Multi session / multi-tenant web app with SWI-Prolog

Part of the Linux origins story is that when its creator Linus Torvalds requested a copy of the Posix standard as a student, he was asked for money, which he refused to pay and proceeded to create a Unix clone untrammelled by bureaucracy.

This was a rallying cry for many developers working at various corporations who hated the standards.

Free BSD, on the other hand, tried to slavishly implement standards, leading to it now being a very marginal player.

Hi Boris

well, I try to avoid working with those companies’ software (except with java of course). Especially microsoft build real “clubs” reselling information and you need to spend thousands of dollars just to get the information. Well, I understand, that is also the richest company … not by chance. Regarding the reasonabilty of what I was expecting, well I am grateful to Jan for his gentle example. An example using something I do not find explained is more or less like a black box. Since SWI provides a quite extended help I was assuming that everything that can be used is also documented. Leave it undocumented, it was just a question. I do think it was a good idea of mine trying to look on this and that component in that nice looking client-server example, I was interested for. Thank you for your suggested readings :slight_smile: - have a nice evening.
----
**Short problem 1**
List every person the thread mentions by name.
**Short problem 2**
According to the thread, what did Linus Torvalds ask for as a student before refusing to pay?

**Provided material**
----
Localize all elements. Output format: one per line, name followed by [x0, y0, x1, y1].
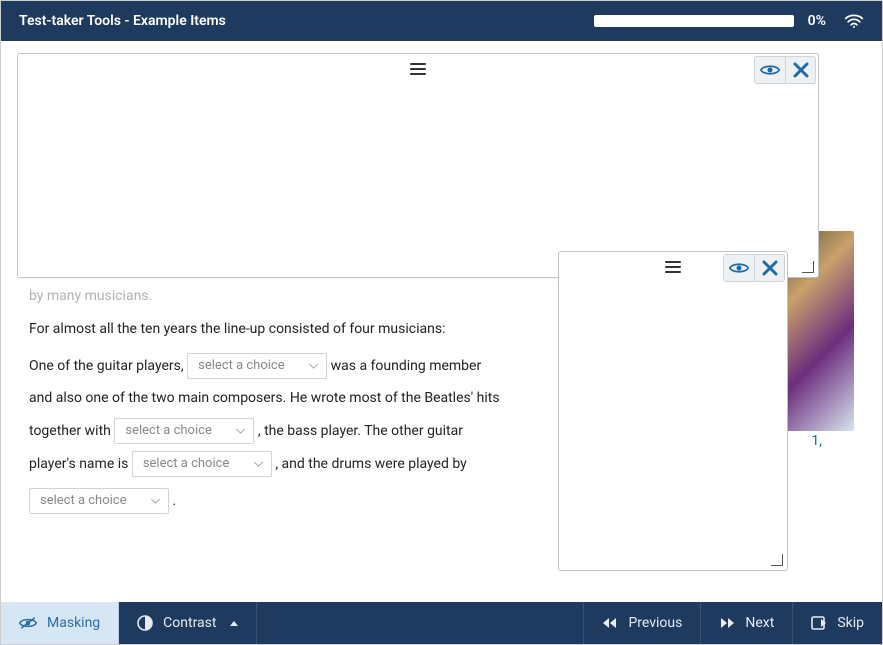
----
**Correct result 1**
Linus Torvalds, Boris, Jan

**Correct result 2**
A copy of the Posix standard.